Can all of these lines be returned exactly?
## start
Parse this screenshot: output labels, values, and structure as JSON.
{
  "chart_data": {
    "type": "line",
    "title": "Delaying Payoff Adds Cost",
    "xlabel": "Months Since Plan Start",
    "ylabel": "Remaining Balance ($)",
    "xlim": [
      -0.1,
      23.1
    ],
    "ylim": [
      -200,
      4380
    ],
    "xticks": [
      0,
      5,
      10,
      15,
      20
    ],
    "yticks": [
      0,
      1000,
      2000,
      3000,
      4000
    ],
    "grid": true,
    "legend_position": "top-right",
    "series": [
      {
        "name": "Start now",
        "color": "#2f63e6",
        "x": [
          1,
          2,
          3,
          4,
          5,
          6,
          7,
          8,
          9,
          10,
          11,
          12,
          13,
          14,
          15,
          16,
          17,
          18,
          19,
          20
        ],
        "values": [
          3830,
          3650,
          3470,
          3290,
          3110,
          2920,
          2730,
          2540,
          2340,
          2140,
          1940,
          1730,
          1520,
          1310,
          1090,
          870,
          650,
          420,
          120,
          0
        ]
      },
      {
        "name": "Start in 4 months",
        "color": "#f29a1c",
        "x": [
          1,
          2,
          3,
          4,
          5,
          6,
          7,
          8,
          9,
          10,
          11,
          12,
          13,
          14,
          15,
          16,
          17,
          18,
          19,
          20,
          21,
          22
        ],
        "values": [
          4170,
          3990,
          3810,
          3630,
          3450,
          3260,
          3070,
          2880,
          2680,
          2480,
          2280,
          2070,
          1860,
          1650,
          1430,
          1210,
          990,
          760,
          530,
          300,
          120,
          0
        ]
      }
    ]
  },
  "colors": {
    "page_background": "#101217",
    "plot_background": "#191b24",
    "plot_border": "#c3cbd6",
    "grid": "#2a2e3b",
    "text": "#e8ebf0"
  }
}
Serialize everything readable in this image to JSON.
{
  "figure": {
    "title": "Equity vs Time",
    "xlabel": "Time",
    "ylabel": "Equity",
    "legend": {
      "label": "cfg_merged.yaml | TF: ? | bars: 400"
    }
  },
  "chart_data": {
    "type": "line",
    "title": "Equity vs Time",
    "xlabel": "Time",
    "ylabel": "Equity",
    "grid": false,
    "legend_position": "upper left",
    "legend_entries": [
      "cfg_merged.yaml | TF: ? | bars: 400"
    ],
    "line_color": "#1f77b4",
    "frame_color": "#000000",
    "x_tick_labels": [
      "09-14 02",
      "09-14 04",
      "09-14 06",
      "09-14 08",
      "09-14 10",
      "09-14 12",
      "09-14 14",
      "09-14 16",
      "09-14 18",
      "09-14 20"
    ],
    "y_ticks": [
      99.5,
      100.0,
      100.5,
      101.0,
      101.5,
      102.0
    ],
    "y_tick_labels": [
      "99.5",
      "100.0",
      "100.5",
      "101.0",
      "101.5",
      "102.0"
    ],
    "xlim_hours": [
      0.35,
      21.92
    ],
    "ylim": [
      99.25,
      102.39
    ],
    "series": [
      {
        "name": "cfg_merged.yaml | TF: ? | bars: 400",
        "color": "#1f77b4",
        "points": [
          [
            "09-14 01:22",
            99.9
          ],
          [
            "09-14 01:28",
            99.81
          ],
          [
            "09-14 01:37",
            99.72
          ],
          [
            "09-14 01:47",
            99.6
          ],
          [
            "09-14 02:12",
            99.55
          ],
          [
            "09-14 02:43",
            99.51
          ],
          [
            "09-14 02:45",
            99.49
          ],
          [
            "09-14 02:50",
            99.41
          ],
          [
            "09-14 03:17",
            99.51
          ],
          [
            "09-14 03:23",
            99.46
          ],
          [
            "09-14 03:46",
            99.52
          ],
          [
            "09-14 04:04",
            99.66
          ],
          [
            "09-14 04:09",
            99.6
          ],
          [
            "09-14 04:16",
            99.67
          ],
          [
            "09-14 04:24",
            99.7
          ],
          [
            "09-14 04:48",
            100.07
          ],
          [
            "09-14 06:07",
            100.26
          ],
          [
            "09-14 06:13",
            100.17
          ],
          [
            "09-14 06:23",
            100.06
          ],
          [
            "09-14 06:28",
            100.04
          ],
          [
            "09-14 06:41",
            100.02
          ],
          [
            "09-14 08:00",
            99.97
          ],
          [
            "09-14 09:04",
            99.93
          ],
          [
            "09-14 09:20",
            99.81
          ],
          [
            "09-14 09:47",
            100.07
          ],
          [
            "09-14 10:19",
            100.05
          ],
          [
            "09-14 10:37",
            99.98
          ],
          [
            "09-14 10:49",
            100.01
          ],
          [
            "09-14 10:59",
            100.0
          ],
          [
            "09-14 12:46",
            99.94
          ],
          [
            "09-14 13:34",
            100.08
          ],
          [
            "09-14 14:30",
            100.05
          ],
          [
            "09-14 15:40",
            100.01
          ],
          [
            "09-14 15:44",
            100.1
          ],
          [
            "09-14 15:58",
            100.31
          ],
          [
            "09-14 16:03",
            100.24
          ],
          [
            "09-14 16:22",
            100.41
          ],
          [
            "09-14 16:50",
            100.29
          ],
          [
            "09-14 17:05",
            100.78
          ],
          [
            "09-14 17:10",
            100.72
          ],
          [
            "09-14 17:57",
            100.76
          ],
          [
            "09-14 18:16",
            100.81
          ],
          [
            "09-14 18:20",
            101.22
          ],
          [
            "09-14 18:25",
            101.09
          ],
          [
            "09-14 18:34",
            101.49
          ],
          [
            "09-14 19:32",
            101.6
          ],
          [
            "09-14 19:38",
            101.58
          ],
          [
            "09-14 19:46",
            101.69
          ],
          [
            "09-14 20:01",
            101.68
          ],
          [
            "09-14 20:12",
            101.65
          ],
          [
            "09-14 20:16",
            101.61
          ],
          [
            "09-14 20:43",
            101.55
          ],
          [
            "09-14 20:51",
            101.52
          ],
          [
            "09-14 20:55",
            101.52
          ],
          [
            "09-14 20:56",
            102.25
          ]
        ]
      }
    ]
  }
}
## end
◆ Response ◆
Parse this screenshot: output labels, values, and structure as JSON.
{
  "chart_data": {
    "type": "line",
    "title": "Delaying Payoff Adds Cost",
    "xlabel": "Months Since Plan Start",
    "ylabel": "Remaining Balance ($)",
    "xlim": [
      -0.1,
      23.1
    ],
    "ylim": [
      -200,
      4380
    ],
    "xticks": [
      0,
      5,
      10,
      15,
      20
    ],
    "yticks": [
      0,
      1000,
      2000,
      3000,
      4000
    ],
    "grid": true,
    "legend_position": "top-right",
    "series": [
      {
        "name": "Start now",
        "color": "#2f63e6",
        "x": [
          1,
          2,
          3,
          4,
          5,
          6,
          7,
          8,
          9,
          10,
          11,
          12,
          13,
          14,
          15,
          16,
          17,
          18,
          19,
          20
        ],
        "values": [
          3830,
          3650,
          3470,
          3290,
          3110,
          2920,
          2730,
          2540,
          2340,
          2140,
          1940,
          1730,
          1520,
          1310,
          1090,
          870,
          650,
          420,
          120,
          0
        ]
      },
      {
        "name": "Start in 4 months",
        "color": "#f29a1c",
        "x": [
          1,
          2,
          3,
          4,
          5,
          6,
          7,
          8,
          9,
          10,
          11,
          12,
          13,
          14,
          15,
          16,
          17,
          18,
          19,
          20,
          21,
          22
        ],
        "values": [
          4170,
          3990,
          3810,
          3630,
          3450,
          3260,
          3070,
          2880,
          2680,
          2480,
          2280,
          2070,
          1860,
          1650,
          1430,
          1210,
          990,
          760,
          530,
          300,
          120,
          0
        ]
      }
    ]
  },
  "colors": {
    "page_background": "#101217",
    "plot_background": "#191b24",
    "plot_border": "#c3cbd6",
    "grid": "#2a2e3b",
    "text": "#e8ebf0"
  }
}
Serialize everything readable in this image to JSON.
{
  "figure": {
    "title": "Equity vs Time",
    "xlabel": "Time",
    "ylabel": "Equity",
    "legend": {
      "label": "cfg_merged.yaml | TF: ? | bars: 400"
    }
  },
  "chart_data": {
    "type": "line",
    "title": "Equity vs Time",
    "xlabel": "Time",
    "ylabel": "Equity",
    "grid": false,
    "legend_position": "upper left",
    "legend_entries": [
      "cfg_merged.yaml | TF: ? | bars: 400"
    ],
    "line_color": "#1f77b4",
    "frame_color": "#000000",
    "x_tick_labels": [
      "09-14 02",
      "09-14 04",
      "09-14 06",
      "09-14 08",
      "09-14 10",
      "09-14 12",
      "09-14 14",
      "09-14 16",
      "09-14 18",
      "09-14 20"
    ],
    "y_ticks": [
      99.5,
      100.0,
      100.5,
      101.0,
      101.5,
      102.0
    ],
    "y_tick_labels": [
      "99.5",
      "100.0",
      "100.5",
      "101.0",
      "101.5",
      "102.0"
    ],
    "xlim_hours": [
      0.35,
      21.92
    ],
    "ylim": [
      99.25,
      102.39
    ],
    "series": [
      {
        "name": "cfg_merged.yaml | TF: ? | bars: 400",
        "color": "#1f77b4",
        "points": [
          [
            "09-14 01:22",
            99.9
          ],
          [
            "09-14 01:28",
            99.81
          ],
          [
            "09-14 01:37",
            99.72
          ],
          [
            "09-14 01:47",
            99.6
          ],
          [
            "09-14 02:12",
            99.55
          ],
          [
            "09-14 02:43",
            99.51
          ],
          [
            "09-14 02:45",
            99.49
          ],
          [
            "09-14 02:50",
            99.41
          ],
          [
            "09-14 03:17",
            99.51
          ],
          [
            "09-14 03:23",
            99.46
          ],
          [
            "09-14 03:46",
            99.52
          ],
          [
            "09-14 04:04",
            99.66
          ],
          [
            "09-14 04:09",
            99.6
          ],
          [
            "09-14 04:16",
            99.67
          ],
          [
            "09-14 04:24",
            99.7
          ],
          [
            "09-14 04:48",
            100.07
          ],
          [
            "09-14 06:07",
            100.26
          ],
          [
            "09-14 06:13",
            100.17
          ],
          [
            "09-14 06:23",
            100.06
          ],
          [
            "09-14 06:28",
            100.04
          ],
          [
            "09-14 06:41",
            100.02
          ],
          [
            "09-14 08:00",
            99.97
          ],
          [
            "09-14 09:04",
            99.93
          ],
          [
            "09-14 09:20",
            99.81
          ],
          [
            "09-14 09:47",
            100.07
          ],
          [
            "09-14 10:19",
            100.05
          ],
          [
            "09-14 10:37",
            99.98
          ],
          [
            "09-14 10:49",
            100.01
          ],
          [
            "09-14 10:59",
            100.0
          ],
          [
            "09-14 12:46",
            99.94
          ],
          [
            "09-14 13:34",
            100.08
          ],
          [
            "09-14 14:30",
            100.05
          ],
          [
            "09-14 15:40",
            100.01
          ],
          [
            "09-14 15:44",
            100.1
          ],
          [
            "09-14 15:58",
            100.31
          ],
          [
            "09-14 16:03",
            100.24
          ],
          [
            "09-14 16:22",
            100.41
          ],
          [
            "09-14 16:50",
            100.29
          ],
          [
            "09-14 17:05",
            100.78
          ],
          [
            "09-14 17:10",
            100.72
          ],
          [
            "09-14 17:57",
            100.76
          ],
          [
            "09-14 18:16",
            100.81
          ],
          [
            "09-14 18:20",
            101.22
          ],
          [
            "09-14 18:25",
            101.09
          ],
          [
            "09-14 18:34",
            101.49
          ],
          [
            "09-14 19:32",
            101.6
          ],
          [
            "09-14 19:38",
            101.58
          ],
          [
            "09-14 19:46",
            101.69
          ],
          [
            "09-14 20:01",
            101.68
          ],
          [
            "09-14 20:12",
            101.65
          ],
          [
            "09-14 20:16",
            101.61
          ],
          [
            "09-14 20:43",
            101.55
          ],
          [
            "09-14 20:51",
            101.52
          ],
          [
            "09-14 20:55",
            101.52
          ],
          [
            "09-14 20:56",
            102.25
          ]
        ]
      }
    ]
  }
}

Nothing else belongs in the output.